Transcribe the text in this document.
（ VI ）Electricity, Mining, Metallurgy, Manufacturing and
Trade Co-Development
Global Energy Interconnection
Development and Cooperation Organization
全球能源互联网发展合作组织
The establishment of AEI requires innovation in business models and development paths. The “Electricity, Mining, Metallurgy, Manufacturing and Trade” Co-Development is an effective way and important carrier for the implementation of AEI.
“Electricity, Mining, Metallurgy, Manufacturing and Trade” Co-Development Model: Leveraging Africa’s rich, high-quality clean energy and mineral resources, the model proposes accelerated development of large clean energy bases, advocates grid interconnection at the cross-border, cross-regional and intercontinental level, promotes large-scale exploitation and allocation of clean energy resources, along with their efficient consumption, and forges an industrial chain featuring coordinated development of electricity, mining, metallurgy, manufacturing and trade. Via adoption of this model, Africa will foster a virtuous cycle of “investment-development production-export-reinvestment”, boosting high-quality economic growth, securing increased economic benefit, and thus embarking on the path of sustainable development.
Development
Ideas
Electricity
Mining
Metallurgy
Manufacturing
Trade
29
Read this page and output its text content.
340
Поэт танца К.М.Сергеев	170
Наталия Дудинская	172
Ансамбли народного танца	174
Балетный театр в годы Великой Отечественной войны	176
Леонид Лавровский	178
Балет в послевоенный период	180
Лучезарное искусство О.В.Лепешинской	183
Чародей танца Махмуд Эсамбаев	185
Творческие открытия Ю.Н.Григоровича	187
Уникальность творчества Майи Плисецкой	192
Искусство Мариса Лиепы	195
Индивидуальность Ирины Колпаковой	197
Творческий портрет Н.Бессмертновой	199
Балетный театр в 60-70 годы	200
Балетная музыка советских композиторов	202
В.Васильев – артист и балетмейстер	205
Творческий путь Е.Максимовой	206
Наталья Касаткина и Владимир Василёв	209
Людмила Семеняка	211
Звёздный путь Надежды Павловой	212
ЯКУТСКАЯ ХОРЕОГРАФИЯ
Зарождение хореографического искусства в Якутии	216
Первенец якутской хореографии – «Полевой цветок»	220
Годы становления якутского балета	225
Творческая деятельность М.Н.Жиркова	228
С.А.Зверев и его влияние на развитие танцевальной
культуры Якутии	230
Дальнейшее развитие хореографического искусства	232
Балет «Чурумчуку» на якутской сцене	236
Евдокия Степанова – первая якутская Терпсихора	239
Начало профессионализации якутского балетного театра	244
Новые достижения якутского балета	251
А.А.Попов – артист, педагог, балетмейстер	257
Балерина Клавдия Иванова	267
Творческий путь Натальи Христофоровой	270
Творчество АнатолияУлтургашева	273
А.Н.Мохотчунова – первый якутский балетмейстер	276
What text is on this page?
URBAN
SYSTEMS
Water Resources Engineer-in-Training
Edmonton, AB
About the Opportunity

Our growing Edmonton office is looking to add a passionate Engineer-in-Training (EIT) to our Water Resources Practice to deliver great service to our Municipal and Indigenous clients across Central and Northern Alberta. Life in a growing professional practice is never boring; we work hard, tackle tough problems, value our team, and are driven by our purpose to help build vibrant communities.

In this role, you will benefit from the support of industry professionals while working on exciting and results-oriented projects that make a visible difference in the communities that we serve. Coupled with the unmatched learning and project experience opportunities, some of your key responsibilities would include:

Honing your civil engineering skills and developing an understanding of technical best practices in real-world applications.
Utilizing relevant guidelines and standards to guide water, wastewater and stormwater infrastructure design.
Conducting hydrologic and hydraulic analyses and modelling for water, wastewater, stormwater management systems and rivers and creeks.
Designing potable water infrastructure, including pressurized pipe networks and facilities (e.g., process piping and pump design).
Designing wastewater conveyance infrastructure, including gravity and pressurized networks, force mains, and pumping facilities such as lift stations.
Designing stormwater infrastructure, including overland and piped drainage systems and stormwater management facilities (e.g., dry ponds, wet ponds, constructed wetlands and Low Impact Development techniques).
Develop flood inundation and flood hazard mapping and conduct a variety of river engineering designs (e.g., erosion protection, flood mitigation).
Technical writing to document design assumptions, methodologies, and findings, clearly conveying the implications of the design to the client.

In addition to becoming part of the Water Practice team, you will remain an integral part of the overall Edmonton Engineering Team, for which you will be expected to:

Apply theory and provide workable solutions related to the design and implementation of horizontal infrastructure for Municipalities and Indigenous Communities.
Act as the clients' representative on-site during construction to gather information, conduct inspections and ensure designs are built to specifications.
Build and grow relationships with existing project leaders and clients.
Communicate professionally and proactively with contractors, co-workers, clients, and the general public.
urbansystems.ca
* * *
# To be done:
Give all the entries again exactly; leave none out.

# Correct output:
Transcribe the text in this document.
（ VI ）Electricity, Mining, Metallurgy, Manufacturing and
Trade Co-Development
Global Energy Interconnection
Development and Cooperation Organization
全球能源互联网发展合作组织
The establishment of AEI requires innovation in business models and development paths. The “Electricity, Mining, Metallurgy, Manufacturing and Trade” Co-Development is an effective way and important carrier for the implementation of AEI.
“Electricity, Mining, Metallurgy, Manufacturing and Trade” Co-Development Model: Leveraging Africa’s rich, high-quality clean energy and mineral resources, the model proposes accelerated development of large clean energy bases, advocates grid interconnection at the cross-border, cross-regional and intercontinental level, promotes large-scale exploitation and allocation of clean energy resources, along with their efficient consumption, and forges an industrial chain featuring coordinated development of electricity, mining, metallurgy, manufacturing and trade. Via adoption of this model, Africa will foster a virtuous cycle of “investment-development production-export-reinvestment”, boosting high-quality economic growth, securing increased economic benefit, and thus embarking on the path of sustainable development.
Development
Ideas
Electricity
Mining
Metallurgy
Manufacturing
Trade
29
Read this page and output its text content.
340
Поэт танца К.М.Сергеев	170
Наталия Дудинская	172
Ансамбли народного танца	174
Балетный театр в годы Великой Отечественной войны	176
Леонид Лавровский	178
Балет в послевоенный период	180
Лучезарное искусство О.В.Лепешинской	183
Чародей танца Махмуд Эсамбаев	185
Творческие открытия Ю.Н.Григоровича	187
Уникальность творчества Майи Плисецкой	192
Искусство Мариса Лиепы	195
Индивидуальность Ирины Колпаковой	197
Творческий портрет Н.Бессмертновой	199
Балетный театр в 60-70 годы	200
Балетная музыка советских композиторов	202
В.Васильев – артист и балетмейстер	205
Творческий путь Е.Максимовой	206
Наталья Касаткина и Владимир Василёв	209
Людмила Семеняка	211
Звёздный путь Надежды Павловой	212
ЯКУТСКАЯ ХОРЕОГРАФИЯ
Зарождение хореографического искусства в Якутии	216
Первенец якутской хореографии – «Полевой цветок»	220
Годы становления якутского балета	225
Творческая деятельность М.Н.Жиркова	228
С.А.Зверев и его влияние на развитие танцевальной
культуры Якутии	230
Дальнейшее развитие хореографического искусства	232
Балет «Чурумчуку» на якутской сцене	236
Евдокия Степанова – первая якутская Терпсихора	239
Начало профессионализации якутского балетного театра	244
Новые достижения якутского балета	251
А.А.Попов – артист, педагог, балетмейстер	257
Балерина Клавдия Иванова	267
Творческий путь Натальи Христофоровой	270
Творчество АнатолияУлтургашева	273
А.Н.Мохотчунова – первый якутский балетмейстер	276
What text is on this page?
URBAN
SYSTEMS
Water Resources Engineer-in-Training
Edmonton, AB
About the Opportunity

Our growing Edmonton office is looking to add a passionate Engineer-in-Training (EIT) to our Water Resources Practice to deliver great service to our Municipal and Indigenous clients across Central and Northern Alberta. Life in a growing professional practice is never boring; we work hard, tackle tough problems, value our team, and are driven by our purpose to help build vibrant communities.

In this role, you will benefit from the support of industry professionals while working on exciting and results-oriented projects that make a visible difference in the communities that we serve. Coupled with the unmatched learning and project experience opportunities, some of your key responsibilities would include:

Honing your civil engineering skills and developing an understanding of technical best practices in real-world applications.
Utilizing relevant guidelines and standards to guide water, wastewater and stormwater infrastructure design.
Conducting hydrologic and hydraulic analyses and modelling for water, wastewater, stormwater management systems and rivers and creeks.
Designing potable water infrastructure, including pressurized pipe networks and facilities (e.g., process piping and pump design).
Designing wastewater conveyance infrastructure, including gravity and pressurized networks, force mains, and pumping facilities such as lift stations.
Designing stormwater infrastructure, including overland and piped drainage systems and stormwater management facilities (e.g., dry ponds, wet ponds, constructed wetlands and Low Impact Development techniques).
Develop flood inundation and flood hazard mapping and conduct a variety of river engineering designs (e.g., erosion protection, flood mitigation).
Technical writing to document design assumptions, methodologies, and findings, clearly conveying the implications of the design to the client.

In addition to becoming part of the Water Practice team, you will remain an integral part of the overall Edmonton Engineering Team, for which you will be expected to:

Apply theory and provide workable solutions related to the design and implementation of horizontal infrastructure for Municipalities and Indigenous Communities.
Act as the clients' representative on-site during construction to gather information, conduct inspections and ensure designs are built to specifications.
Build and grow relationships with existing project leaders and clients.
Communicate professionally and proactively with contractors, co-workers, clients, and the general public.
urbansystems.ca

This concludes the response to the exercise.